• YOUR GOAL: Return the listing below in full, with every line exactly as it is.

• RECORDS PROVIDED:
--- begin ---
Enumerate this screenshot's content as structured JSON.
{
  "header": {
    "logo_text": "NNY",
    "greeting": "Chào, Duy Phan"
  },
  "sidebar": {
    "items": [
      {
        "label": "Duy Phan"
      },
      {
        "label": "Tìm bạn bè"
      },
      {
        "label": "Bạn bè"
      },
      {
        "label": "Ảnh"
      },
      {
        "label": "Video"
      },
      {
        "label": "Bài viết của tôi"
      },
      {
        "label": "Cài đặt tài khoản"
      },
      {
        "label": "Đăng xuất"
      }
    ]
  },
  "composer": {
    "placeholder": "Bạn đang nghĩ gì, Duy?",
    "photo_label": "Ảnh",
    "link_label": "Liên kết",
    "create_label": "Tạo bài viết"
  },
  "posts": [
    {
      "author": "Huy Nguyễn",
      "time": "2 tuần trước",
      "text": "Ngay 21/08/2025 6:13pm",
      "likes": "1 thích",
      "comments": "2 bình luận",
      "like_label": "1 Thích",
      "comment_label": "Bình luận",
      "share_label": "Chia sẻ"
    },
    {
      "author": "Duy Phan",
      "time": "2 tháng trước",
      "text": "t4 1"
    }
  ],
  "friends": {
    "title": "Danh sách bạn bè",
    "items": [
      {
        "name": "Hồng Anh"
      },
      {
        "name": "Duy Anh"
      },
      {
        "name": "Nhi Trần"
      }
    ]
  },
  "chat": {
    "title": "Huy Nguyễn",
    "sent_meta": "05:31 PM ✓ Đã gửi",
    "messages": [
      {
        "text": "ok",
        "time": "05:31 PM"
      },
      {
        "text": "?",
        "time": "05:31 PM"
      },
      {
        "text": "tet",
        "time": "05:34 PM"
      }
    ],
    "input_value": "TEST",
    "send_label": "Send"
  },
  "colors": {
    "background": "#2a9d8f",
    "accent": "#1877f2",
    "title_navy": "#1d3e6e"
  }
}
--- end ---
• TASK RESPONSE:
Enumerate this screenshot's content as structured JSON.
{
  "header": {
    "logo_text": "NNY",
    "greeting": "Chào, Duy Phan"
  },
  "sidebar": {
    "items": [
      {
        "label": "Duy Phan"
      },
      {
        "label": "Tìm bạn bè"
      },
      {
        "label": "Bạn bè"
      },
      {
        "label": "Ảnh"
      },
      {
        "label": "Video"
      },
      {
        "label": "Bài viết của tôi"
      },
      {
        "label": "Cài đặt tài khoản"
      },
      {
        "label": "Đăng xuất"
      }
    ]
  },
  "composer": {
    "placeholder": "Bạn đang nghĩ gì, Duy?",
    "photo_label": "Ảnh",
    "link_label": "Liên kết",
    "create_label": "Tạo bài viết"
  },
  "posts": [
    {
      "author": "Huy Nguyễn",
      "time": "2 tuần trước",
      "text": "Ngay 21/08/2025 6:13pm",
      "likes": "1 thích",
      "comments": "2 bình luận",
      "like_label": "1 Thích",
      "comment_label": "Bình luận",
      "share_label": "Chia sẻ"
    },
    {
      "author": "Duy Phan",
      "time": "2 tháng trước",
      "text": "t4 1"
    }
  ],
  "friends": {
    "title": "Danh sách bạn bè",
    "items": [
      {
        "name": "Hồng Anh"
      },
      {
        "name": "Duy Anh"
      },
      {
        "name": "Nhi Trần"
      }
    ]
  },
  "chat": {
    "title": "Huy Nguyễn",
    "sent_meta": "05:31 PM ✓ Đã gửi",
    "messages": [
      {
        "text": "ok",
        "time": "05:31 PM"
      },
      {
        "text": "?",
        "time": "05:31 PM"
      },
      {
        "text": "tet",
        "time": "05:34 PM"
      }
    ],
    "input_value": "TEST",
    "send_label": "Send"
  },
  "colors": {
    "background": "#2a9d8f",
    "accent": "#1877f2",
    "title_navy": "#1d3e6e"
  }
}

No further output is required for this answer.